# Extract provided:
========================

How the Quiltbag Community Impacted My Mental Health

For most of my life I have been Depressed and for some of that I’ve also suffered with Anxiety. That has I think been responsible for my pervading sense of isolation, I complained earlier this year that my main LARP character, Liissá wasn’t especially fun to play because she is essentially a very lonely person. As with all LARP characters that’s just an aspect of myself turned up to eleven.

My first real exposure to any sort of Queer Community was at university, UniQ, the somewhat problematic university Queer society. There was me and Harry Potter, two eighteen year old girls having a first attempt at exploring their Queerness and a boatload of gay boys fully embracing their bitchy Queen nature and frankly feeding off of each other. I loved all of them, Uncle Dave and Robin and Andy especially. We did bar crawls and trips to Canal Street and went clubbing in tacky outfits and got thrown out of straight pubs for being too obviously queer.

========================

# What to produce:
Pick up the essay about the queer community and mental health right after its final sentence and continue it. The rows that come next are separate material and have no connection to the essay.

# Structured page parsing data:
========================

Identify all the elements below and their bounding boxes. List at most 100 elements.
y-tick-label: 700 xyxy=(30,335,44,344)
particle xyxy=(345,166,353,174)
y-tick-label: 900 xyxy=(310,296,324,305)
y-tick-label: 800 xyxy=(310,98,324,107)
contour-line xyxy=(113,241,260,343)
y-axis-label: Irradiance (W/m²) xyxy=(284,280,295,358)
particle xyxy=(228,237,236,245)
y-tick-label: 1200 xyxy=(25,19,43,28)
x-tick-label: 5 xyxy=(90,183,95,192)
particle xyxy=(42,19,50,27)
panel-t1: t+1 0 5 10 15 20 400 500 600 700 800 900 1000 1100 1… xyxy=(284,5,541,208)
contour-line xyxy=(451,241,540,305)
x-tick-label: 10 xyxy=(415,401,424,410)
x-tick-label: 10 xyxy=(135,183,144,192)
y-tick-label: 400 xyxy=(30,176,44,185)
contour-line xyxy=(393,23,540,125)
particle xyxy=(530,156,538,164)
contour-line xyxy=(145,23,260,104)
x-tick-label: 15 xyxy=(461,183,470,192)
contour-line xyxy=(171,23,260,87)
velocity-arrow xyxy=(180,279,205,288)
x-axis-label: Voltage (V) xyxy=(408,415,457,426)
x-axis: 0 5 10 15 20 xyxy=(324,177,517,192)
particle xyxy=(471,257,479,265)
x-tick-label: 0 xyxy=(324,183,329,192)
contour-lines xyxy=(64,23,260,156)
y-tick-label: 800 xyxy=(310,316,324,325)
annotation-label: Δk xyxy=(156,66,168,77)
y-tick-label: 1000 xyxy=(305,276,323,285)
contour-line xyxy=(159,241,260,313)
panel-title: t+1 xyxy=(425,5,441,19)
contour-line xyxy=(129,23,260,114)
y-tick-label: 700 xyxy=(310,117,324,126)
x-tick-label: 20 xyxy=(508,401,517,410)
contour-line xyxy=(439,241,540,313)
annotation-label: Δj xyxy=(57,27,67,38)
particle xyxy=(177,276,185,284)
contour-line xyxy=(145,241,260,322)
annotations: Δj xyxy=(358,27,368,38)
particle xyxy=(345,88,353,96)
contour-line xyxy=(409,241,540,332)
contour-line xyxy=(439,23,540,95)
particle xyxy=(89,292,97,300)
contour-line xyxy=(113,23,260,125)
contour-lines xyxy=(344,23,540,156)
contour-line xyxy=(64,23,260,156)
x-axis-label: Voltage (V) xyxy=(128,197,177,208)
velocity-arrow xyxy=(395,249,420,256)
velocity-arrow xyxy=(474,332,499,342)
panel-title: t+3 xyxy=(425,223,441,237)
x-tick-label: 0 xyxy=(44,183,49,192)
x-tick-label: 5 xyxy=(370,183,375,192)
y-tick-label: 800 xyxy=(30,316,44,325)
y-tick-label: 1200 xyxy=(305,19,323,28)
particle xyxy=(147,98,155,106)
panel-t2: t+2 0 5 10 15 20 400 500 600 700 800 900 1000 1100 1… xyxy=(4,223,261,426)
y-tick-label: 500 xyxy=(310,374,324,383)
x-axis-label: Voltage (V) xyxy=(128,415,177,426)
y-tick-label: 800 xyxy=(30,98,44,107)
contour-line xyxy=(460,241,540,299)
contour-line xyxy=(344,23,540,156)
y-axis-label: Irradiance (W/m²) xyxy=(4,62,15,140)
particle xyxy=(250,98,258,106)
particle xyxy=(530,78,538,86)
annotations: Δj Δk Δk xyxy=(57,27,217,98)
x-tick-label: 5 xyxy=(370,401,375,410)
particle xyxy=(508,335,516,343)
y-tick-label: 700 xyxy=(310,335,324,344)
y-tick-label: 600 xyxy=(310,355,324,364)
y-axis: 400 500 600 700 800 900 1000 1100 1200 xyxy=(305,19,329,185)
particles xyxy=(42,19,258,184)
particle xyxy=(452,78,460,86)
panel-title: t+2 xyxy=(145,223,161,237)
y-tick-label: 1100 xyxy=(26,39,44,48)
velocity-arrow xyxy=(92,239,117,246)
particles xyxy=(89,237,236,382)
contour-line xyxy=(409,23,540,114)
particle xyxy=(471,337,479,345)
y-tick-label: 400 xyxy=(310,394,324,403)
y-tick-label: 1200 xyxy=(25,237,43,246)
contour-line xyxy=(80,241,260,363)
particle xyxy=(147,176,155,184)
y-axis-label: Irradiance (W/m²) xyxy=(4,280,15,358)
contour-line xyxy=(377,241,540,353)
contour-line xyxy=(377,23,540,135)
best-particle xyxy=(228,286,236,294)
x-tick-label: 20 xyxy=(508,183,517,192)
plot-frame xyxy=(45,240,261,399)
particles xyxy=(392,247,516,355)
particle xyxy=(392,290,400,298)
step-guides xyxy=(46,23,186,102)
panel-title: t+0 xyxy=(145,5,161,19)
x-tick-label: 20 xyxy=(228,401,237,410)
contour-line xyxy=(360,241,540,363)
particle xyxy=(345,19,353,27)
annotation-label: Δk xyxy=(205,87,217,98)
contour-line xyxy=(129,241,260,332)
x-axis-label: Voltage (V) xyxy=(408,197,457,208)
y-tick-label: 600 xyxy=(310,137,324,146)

========================

# Task answer:
It was a community, albeit with the usual problem for queer girls of my generation (and likely others), that of everything being prominently for the gay boys. Just more misogyny for me to live with. But then my early twenties in Japan and the Saitama Women’s Centre and the DykeNetwork. I’ve always felt very fondly about reclaiming the term ‘dyke’ and at least some of that is down to the DykeNetwork. I had some of my best times in the Saitama women’s centre talking and hanging out with other queer girls and just really having a good time being myself.

The Queer Community have been an important part of giving me touchstones to feel good within my skin and to have community supports.